(Entries from a dataset)

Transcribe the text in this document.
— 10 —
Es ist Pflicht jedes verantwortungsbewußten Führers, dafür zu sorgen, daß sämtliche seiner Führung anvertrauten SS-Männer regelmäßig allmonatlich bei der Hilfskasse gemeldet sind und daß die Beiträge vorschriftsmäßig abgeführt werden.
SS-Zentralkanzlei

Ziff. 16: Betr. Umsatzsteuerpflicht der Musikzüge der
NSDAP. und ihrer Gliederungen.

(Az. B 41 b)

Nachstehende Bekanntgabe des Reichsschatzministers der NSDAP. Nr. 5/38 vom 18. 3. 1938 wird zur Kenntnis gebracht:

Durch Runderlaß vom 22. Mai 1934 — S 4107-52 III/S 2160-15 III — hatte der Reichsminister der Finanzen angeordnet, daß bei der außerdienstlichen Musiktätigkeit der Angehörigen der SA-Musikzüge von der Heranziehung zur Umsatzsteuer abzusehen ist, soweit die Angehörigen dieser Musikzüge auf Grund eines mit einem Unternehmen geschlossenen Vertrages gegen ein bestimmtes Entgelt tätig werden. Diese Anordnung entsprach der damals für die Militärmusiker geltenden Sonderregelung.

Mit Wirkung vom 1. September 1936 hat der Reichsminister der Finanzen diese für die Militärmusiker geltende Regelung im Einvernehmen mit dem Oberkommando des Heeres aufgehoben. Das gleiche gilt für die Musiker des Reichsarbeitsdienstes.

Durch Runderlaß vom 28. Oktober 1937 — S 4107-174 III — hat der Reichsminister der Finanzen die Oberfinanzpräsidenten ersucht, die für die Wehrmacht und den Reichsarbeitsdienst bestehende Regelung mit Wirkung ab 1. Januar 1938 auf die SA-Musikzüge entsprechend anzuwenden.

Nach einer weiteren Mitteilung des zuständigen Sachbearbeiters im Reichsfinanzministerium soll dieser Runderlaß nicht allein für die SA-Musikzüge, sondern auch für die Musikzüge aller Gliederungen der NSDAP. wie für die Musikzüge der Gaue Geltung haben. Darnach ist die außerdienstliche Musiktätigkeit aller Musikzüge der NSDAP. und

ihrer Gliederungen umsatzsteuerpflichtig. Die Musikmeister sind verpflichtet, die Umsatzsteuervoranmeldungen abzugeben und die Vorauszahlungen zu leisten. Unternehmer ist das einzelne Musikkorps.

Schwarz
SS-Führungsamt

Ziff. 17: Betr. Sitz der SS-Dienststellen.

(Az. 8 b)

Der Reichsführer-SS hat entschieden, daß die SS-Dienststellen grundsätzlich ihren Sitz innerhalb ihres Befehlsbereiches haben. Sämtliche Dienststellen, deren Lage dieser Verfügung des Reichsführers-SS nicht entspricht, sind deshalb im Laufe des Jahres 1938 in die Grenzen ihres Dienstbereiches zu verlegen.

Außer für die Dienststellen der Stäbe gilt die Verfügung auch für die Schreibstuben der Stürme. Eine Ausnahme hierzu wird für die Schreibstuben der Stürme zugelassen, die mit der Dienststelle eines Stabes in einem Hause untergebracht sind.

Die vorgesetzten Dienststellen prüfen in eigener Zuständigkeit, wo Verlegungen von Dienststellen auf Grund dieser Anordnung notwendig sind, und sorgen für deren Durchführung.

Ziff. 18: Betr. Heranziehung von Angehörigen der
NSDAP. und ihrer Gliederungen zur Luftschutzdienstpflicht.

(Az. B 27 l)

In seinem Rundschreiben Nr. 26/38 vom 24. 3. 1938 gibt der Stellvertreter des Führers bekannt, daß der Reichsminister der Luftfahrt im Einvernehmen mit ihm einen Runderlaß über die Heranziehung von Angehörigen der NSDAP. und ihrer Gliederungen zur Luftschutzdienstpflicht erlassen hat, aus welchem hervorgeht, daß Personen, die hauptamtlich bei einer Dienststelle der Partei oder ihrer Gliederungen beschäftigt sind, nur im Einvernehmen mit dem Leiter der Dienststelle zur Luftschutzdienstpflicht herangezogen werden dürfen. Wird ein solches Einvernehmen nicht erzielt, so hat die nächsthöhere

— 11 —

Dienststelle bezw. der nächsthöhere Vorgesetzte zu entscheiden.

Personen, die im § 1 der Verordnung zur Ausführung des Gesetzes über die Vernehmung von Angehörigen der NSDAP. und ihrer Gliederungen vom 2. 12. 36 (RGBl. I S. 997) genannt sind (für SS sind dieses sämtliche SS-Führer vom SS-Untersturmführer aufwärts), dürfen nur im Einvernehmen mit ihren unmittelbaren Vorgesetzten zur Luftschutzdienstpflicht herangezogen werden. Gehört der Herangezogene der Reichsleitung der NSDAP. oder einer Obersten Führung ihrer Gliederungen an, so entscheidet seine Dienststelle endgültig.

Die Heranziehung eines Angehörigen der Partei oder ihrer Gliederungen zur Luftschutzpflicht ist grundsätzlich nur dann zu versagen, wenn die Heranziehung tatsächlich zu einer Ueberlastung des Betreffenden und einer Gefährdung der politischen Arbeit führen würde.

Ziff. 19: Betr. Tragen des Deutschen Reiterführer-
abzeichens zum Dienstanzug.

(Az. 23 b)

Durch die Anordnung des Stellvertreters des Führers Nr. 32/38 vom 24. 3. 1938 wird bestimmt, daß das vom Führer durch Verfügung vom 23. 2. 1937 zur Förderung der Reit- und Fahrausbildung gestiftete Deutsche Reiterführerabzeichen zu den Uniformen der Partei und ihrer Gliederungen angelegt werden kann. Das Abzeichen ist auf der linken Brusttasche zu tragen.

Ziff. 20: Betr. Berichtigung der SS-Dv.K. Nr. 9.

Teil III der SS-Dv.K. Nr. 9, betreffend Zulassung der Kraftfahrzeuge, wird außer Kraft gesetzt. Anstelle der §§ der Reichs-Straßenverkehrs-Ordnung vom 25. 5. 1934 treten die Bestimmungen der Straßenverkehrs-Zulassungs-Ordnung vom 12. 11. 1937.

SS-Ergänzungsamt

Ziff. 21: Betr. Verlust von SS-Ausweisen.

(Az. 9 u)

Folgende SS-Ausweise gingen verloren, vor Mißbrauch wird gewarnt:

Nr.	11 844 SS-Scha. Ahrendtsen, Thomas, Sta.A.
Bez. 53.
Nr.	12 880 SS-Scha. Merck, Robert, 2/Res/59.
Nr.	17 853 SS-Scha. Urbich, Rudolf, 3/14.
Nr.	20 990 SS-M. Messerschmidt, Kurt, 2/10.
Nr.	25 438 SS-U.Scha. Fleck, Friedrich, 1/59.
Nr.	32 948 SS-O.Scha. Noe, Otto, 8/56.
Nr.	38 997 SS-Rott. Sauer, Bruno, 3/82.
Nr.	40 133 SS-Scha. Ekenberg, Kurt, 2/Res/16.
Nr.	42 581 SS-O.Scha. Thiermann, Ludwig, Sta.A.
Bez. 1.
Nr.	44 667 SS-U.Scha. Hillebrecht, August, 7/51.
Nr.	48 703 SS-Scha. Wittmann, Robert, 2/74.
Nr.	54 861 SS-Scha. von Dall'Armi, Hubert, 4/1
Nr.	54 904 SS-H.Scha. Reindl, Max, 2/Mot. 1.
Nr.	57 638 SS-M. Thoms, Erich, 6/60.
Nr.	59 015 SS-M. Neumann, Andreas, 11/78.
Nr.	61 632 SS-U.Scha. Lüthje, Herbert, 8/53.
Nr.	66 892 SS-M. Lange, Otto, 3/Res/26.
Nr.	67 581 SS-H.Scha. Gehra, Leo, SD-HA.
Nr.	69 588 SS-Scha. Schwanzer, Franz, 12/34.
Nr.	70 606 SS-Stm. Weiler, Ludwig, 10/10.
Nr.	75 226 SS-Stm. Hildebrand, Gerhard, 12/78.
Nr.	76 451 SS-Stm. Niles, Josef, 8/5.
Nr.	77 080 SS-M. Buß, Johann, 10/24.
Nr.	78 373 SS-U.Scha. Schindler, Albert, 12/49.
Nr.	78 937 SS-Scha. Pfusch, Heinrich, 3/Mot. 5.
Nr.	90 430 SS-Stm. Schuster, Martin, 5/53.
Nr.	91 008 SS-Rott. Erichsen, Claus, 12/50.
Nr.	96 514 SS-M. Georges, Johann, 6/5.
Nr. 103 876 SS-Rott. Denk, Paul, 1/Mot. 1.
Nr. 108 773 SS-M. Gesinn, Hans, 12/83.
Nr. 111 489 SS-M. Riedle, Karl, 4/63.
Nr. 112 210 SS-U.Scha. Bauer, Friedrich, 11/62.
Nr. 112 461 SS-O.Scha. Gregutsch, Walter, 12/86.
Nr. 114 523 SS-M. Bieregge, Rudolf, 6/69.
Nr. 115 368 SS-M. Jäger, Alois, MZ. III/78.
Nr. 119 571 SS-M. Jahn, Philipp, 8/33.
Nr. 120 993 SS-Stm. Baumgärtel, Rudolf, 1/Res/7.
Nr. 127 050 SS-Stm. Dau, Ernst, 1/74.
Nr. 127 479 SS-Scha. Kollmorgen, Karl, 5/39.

* * *

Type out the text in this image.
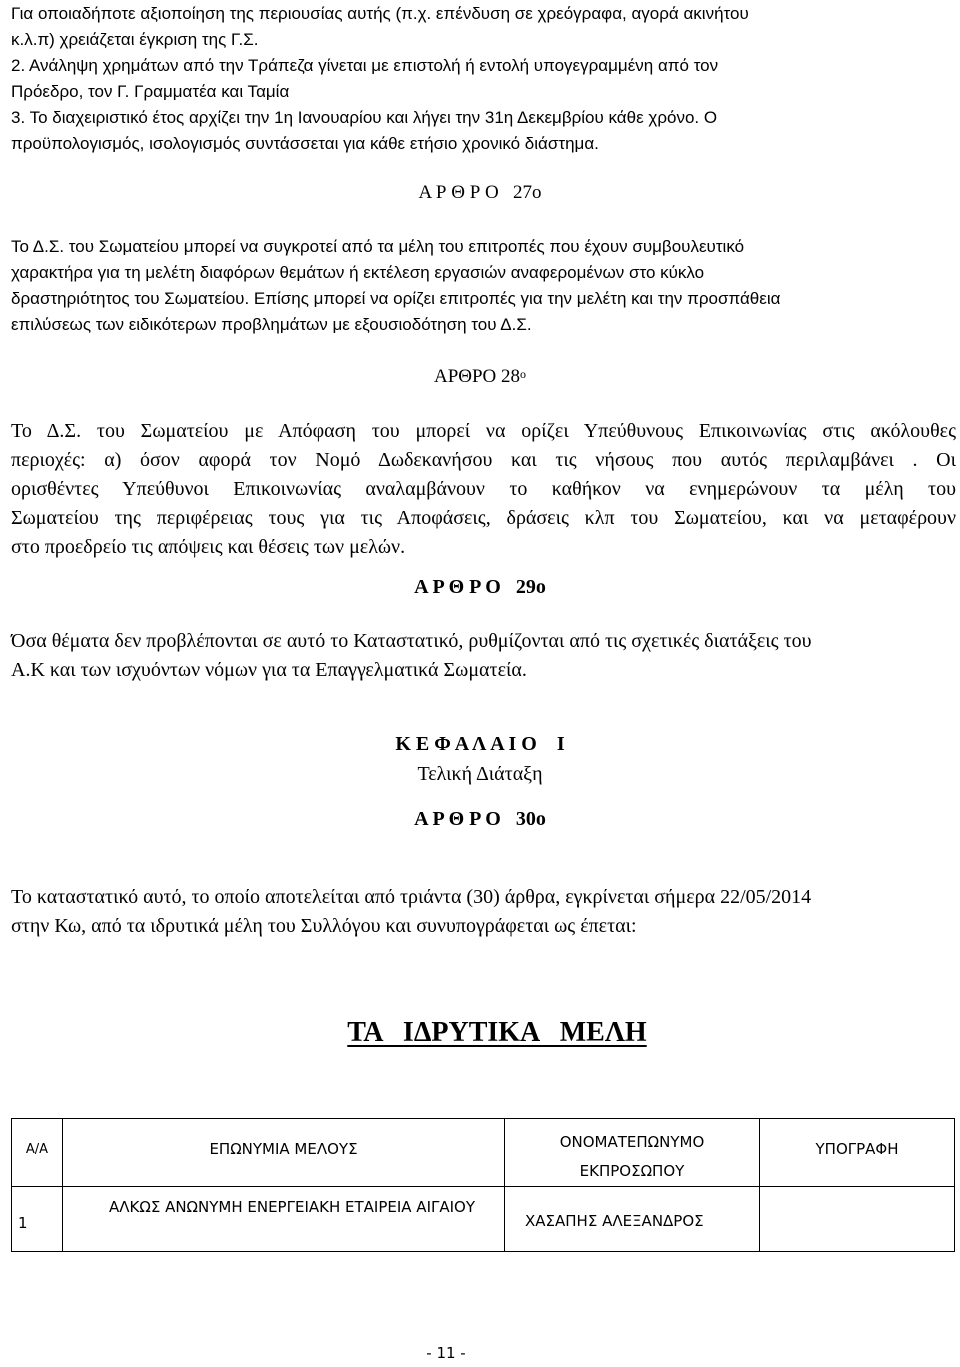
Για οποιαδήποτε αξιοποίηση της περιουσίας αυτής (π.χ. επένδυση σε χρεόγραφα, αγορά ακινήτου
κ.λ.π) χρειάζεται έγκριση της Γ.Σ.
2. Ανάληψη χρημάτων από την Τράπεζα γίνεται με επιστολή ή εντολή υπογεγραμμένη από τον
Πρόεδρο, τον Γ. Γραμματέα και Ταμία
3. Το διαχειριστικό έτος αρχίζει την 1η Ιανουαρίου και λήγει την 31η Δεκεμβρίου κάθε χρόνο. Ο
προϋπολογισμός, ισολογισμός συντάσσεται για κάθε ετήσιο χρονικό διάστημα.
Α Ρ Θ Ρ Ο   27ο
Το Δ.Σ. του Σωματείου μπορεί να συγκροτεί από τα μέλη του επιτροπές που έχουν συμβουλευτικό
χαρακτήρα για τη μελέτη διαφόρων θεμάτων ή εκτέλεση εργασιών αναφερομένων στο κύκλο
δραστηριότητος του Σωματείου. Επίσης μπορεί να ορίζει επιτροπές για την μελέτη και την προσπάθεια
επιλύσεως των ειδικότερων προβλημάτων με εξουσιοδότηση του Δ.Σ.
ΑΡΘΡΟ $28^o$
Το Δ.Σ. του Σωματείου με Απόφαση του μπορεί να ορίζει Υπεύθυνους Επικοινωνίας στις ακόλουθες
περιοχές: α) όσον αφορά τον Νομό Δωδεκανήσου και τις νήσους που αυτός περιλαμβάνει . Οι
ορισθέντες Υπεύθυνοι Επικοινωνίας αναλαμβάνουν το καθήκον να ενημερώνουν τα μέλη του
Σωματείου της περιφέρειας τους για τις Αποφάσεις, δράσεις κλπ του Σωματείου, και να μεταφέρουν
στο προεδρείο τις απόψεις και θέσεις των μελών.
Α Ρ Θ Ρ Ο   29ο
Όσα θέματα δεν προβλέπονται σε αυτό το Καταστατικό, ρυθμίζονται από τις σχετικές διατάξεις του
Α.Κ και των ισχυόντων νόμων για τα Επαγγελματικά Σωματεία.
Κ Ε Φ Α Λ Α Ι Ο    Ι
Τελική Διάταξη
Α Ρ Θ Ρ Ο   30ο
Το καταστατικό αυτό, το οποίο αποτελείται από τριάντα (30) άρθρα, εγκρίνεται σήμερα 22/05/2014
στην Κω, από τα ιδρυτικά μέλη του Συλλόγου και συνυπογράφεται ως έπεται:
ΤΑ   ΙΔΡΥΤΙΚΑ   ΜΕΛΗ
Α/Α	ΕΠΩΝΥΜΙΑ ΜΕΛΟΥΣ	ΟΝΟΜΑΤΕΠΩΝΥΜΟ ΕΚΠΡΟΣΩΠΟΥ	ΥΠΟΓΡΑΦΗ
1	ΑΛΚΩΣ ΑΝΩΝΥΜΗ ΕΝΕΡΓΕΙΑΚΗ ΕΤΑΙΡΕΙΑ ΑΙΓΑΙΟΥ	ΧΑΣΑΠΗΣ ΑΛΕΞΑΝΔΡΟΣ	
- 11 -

* Stated problem: Pull out every line containing "επιτροπές".

* In response:
Το Δ.Σ. του Σωματείου μπορεί να συγκροτεί από τα μέλη του επιτροπές που έχουν συμβουλευτικό
δραστηριότητος του Σωματείου. Επίσης μπορεί να ορίζει επιτροπές για την μελέτη και την προσπάθεια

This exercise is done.